● STATED GOAL
Please write the listing below out again exactly, leaving every picture behind.

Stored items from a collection
--

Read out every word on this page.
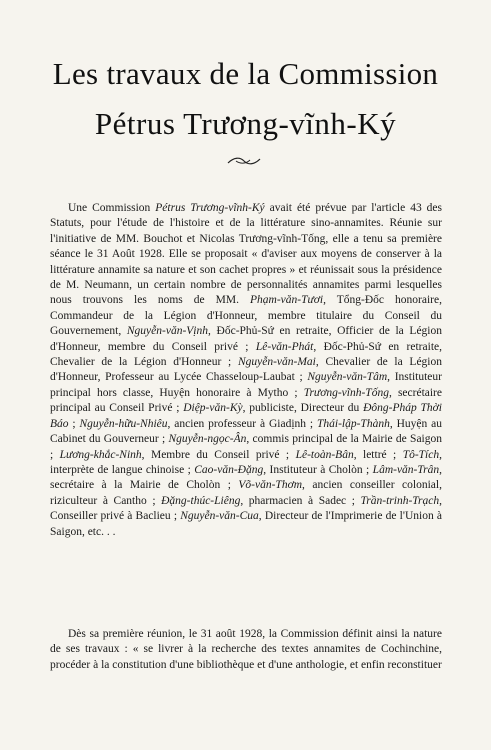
Les travaux de la Commission
Pétrus Trương-vĩnh-Ký

Une Commission Pétrus Trương-vĩnh-Ký avait été prévue par l'article 43 des Statuts, pour l'étude de l'histoire et de la littérature sino-annamites. Réunie sur l'initiative de MM. Bouchot et Nicolas Trương-vĩnh-Tống, elle a tenu sa première séance le 31 Août 1928. Elle se proposait « d'aviser aux moyens de conserver à la littérature annamite sa nature et son cachet propres » et réunissait sous la présidence de M. Neumann, un certain nombre de personnalités annamites parmi lesquelles nous trouvons les noms de MM. Phạm-văn-Tươi, Tổng-Đốc honoraire, Commandeur de la Légion d'Honneur, membre titulaire du Conseil du Gouvernement, Nguyễn-văn-Vịnh, Đốc-Phủ-Sứ en retraite, Officier de la Légion d'Honneur, membre du Conseil privé ; Lê-văn-Phát, Đốc-Phủ-Sứ en retraite, Chevalier de la Légion d'Honneur ; Nguyễn-văn-Mai, Chevalier de la Légion d'Honneur, Professeur au Lycée Chasseloup-Laubat ; Nguyễn-văn-Tâm, Instituteur principal hors classe, Huyện honoraire à Mytho ; Trương-vĩnh-Tống, secrétaire principal au Conseil Privé ; Diệp-văn-Kỳ, publiciste, Directeur du Đông-Pháp Thời Báo ; Nguyễn-hữu-Nhiêu, ancien professeur à Giadịnh ; Thái-lập-Thành, Huyện au Cabinet du Gouverneur ; Nguyễn-ngọc-Ân, commis principal de la Mairie de Saigon ; Lương-khắc-Ninh, Membre du Conseil privé ; Lê-toàn-Bân, lettré ; Tô-Tích, interprète de langue chinoise ; Cao-văn-Đặng, Instituteur à Cholòn ; Lâm-văn-Trân, secrétaire à la Mairie de Cholòn ; Võ-văn-Thơm, ancien conseiller colonial, riziculteur à Cantho ; Đặng-thúc-Liêng, pharmacien à Sadec ; Trần-trinh-Trạch, Conseiller privé à Baclieu ; Nguyễn-văn-Cua, Directeur de l'Imprimerie de l'Union à Saigon, etc. . .

Dès sa première réunion, le 31 août 1928, la Commission définit ainsi la nature de ses travaux : « se livrer à la recherche des textes annamites de Cochinchine, procéder à la constitution d'une bibliothèque et d'une anthologie, et enfin reconstituer
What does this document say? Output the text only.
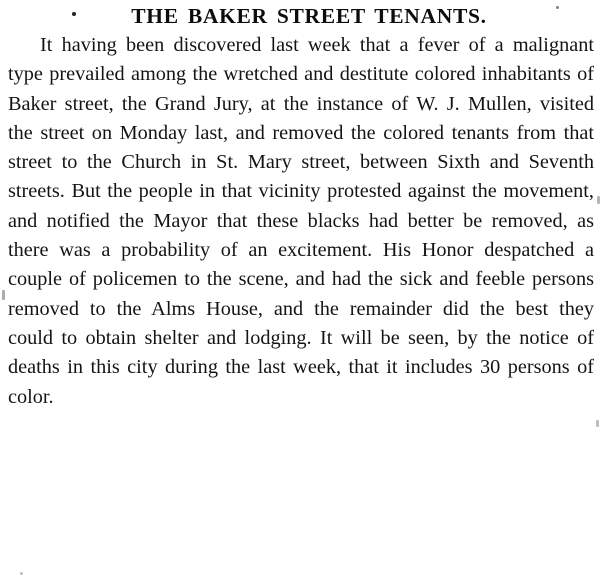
THE BAKER STREET TENANTS.

It having been discovered last week that a fever of a malignant type prevailed among the wretched and destitute colored inhabitants of Baker street, the Grand Jury, at the instance of W. J. Mullen, visited the street on Monday last, and removed the colored tenants from that street to the Church in St. Mary street, between Sixth and Seventh streets. But the people in that vicinity protested against the movement, and notified the Mayor that these blacks had better be removed, as there was a probability of an excitement. His Honor despatched a couple of policemen to the scene, and had the sick and feeble persons removed to the Alms House, and the remainder did the best they could to obtain shelter and lodging. It will be seen, by the notice of deaths in this city during the last week, that it includes 30 persons of color.
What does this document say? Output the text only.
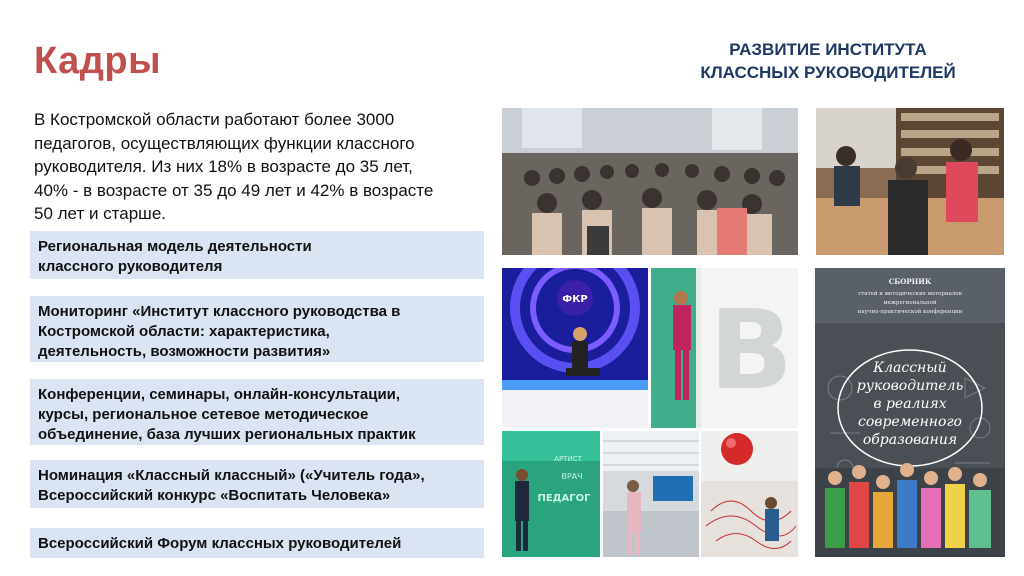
Кадры	РАЗВИТИЕ ИНСТИТУТА
КЛАССНЫХ РУКОВОДИТЕЛЕЙ
В Костромской области работают более 3000
педагогов, осуществляющих функции классного
руководителя. Из них 18% в возрасте до 35 лет,
40% - в возрасте от 35 до 49 лет и 42% в возрасте
50 лет и старше.
Региональная модель деятельности
классного руководителя
Мониторинг «Институт классного руководства в
Костромской области: характеристика,
деятельность, возможности развития»
Конференции, семинары, онлайн-консультации,
курсы, региональное сетевое методическое
объединение, база лучших региональных практик
Номинация «Классный классный» («Учитель года»,
Всероссийский конкурс «Воспитать Человека»
Всероссийский Форум классных руководителей
ФКР В
ПЕДАГОГ
ВРАЧ
АРТИСТ
СБОРНИК
статей и методических материалов
межрегиональной
научно-практической конференции
Классный
руководитель
в реалиях
современного
образования
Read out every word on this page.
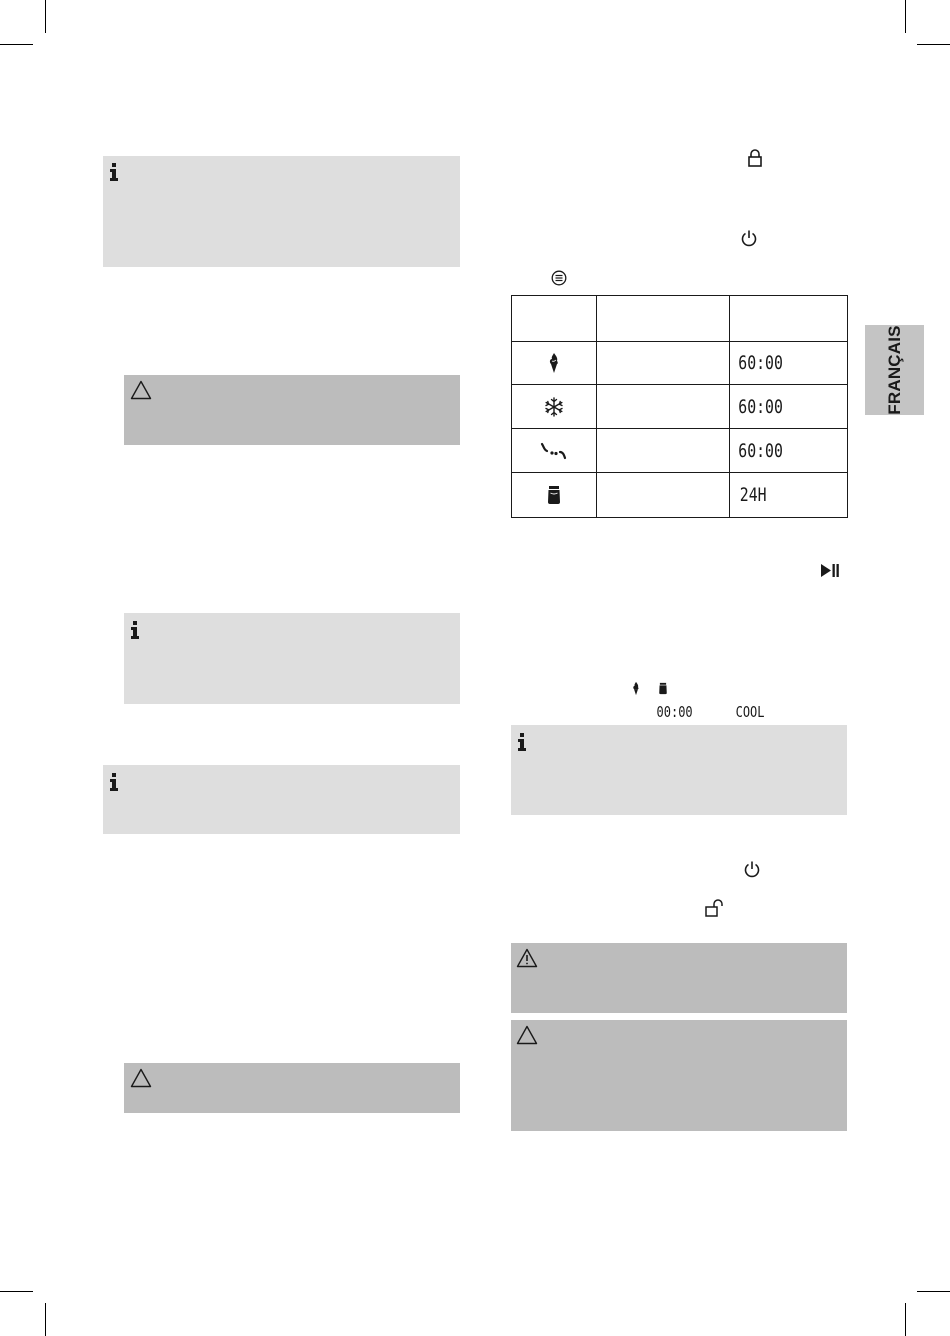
		60:00
		60:00
		60:00
		24H
00:00	COOL
FRANÇAIS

--

● FULL RESPONSE
Read out every word on this page.
Les travaux de la Commission
Pétrus Trương-vĩnh-Ký

Une Commission Pétrus Trương-vĩnh-Ký avait été prévue par l'article 43 des Statuts, pour l'étude de l'histoire et de la littérature sino-annamites. Réunie sur l'initiative de MM. Bouchot et Nicolas Trương-vĩnh-Tống, elle a tenu sa première séance le 31 Août 1928. Elle se proposait « d'aviser aux moyens de conserver à la littérature annamite sa nature et son cachet propres » et réunissait sous la présidence de M. Neumann, un certain nombre de personnalités annamites parmi lesquelles nous trouvons les noms de MM. Phạm-văn-Tươi, Tổng-Đốc honoraire, Commandeur de la Légion d'Honneur, membre titulaire du Conseil du Gouvernement, Nguyễn-văn-Vịnh, Đốc-Phủ-Sứ en retraite, Officier de la Légion d'Honneur, membre du Conseil privé ; Lê-văn-Phát, Đốc-Phủ-Sứ en retraite, Chevalier de la Légion d'Honneur ; Nguyễn-văn-Mai, Chevalier de la Légion d'Honneur, Professeur au Lycée Chasseloup-Laubat ; Nguyễn-văn-Tâm, Instituteur principal hors classe, Huyện honoraire à Mytho ; Trương-vĩnh-Tống, secrétaire principal au Conseil Privé ; Diệp-văn-Kỳ, publiciste, Directeur du Đông-Pháp Thời Báo ; Nguyễn-hữu-Nhiêu, ancien professeur à Giadịnh ; Thái-lập-Thành, Huyện au Cabinet du Gouverneur ; Nguyễn-ngọc-Ân, commis principal de la Mairie de Saigon ; Lương-khắc-Ninh, Membre du Conseil privé ; Lê-toàn-Bân, lettré ; Tô-Tích, interprète de langue chinoise ; Cao-văn-Đặng, Instituteur à Cholòn ; Lâm-văn-Trân, secrétaire à la Mairie de Cholòn ; Võ-văn-Thơm, ancien conseiller colonial, riziculteur à Cantho ; Đặng-thúc-Liêng, pharmacien à Sadec ; Trần-trinh-Trạch, Conseiller privé à Baclieu ; Nguyễn-văn-Cua, Directeur de l'Imprimerie de l'Union à Saigon, etc. . .

Dès sa première réunion, le 31 août 1928, la Commission définit ainsi la nature de ses travaux : « se livrer à la recherche des textes annamites de Cochinchine, procéder à la constitution d'une bibliothèque et d'une anthologie, et enfin reconstituer
What does this document say? Output the text only.
THE BAKER STREET TENANTS.

It having been discovered last week that a fever of a malignant type prevailed among the wretched and destitute colored inhabitants of Baker street, the Grand Jury, at the instance of W. J. Mullen, visited the street on Monday last, and removed the colored tenants from that street to the Church in St. Mary street, between Sixth and Seventh streets. But the people in that vicinity protested against the movement, and notified the Mayor that these blacks had better be removed, as there was a probability of an excitement. His Honor despatched a couple of policemen to the scene, and had the sick and feeble persons removed to the Alms House, and the remainder did the best they could to obtain shelter and lodging. It will be seen, by the notice of deaths in this city during the last week, that it includes 30 persons of color.
What does this document say? Output the text only.
Кадры	РАЗВИТИЕ ИНСТИТУТА
КЛАССНЫХ РУКОВОДИТЕЛЕЙ
В Костромской области работают более 3000
педагогов, осуществляющих функции классного
руководителя. Из них 18% в возрасте до 35 лет,
40% - в возрасте от 35 до 49 лет и 42% в возрасте
50 лет и старше.
Региональная модель деятельности
классного руководителя
Мониторинг «Институт классного руководства в
Костромской области: характеристика,
деятельность, возможности развития»
Конференции, семинары, онлайн-консультации,
курсы, региональное сетевое методическое
объединение, база лучших региональных практик
Номинация «Классный классный» («Учитель года»,
Всероссийский конкурс «Воспитать Человека»
Всероссийский Форум классных руководителей
ФКР В
ПЕДАГОГ
ВРАЧ
АРТИСТ
СБОРНИК
статей и методических материалов
межрегиональной
научно-практической конференции
Классный
руководитель
в реалиях
современного
образования
Read out every word on this page.
		60:00
		60:00
		60:00
		24H
00:00	COOL
FRANÇAIS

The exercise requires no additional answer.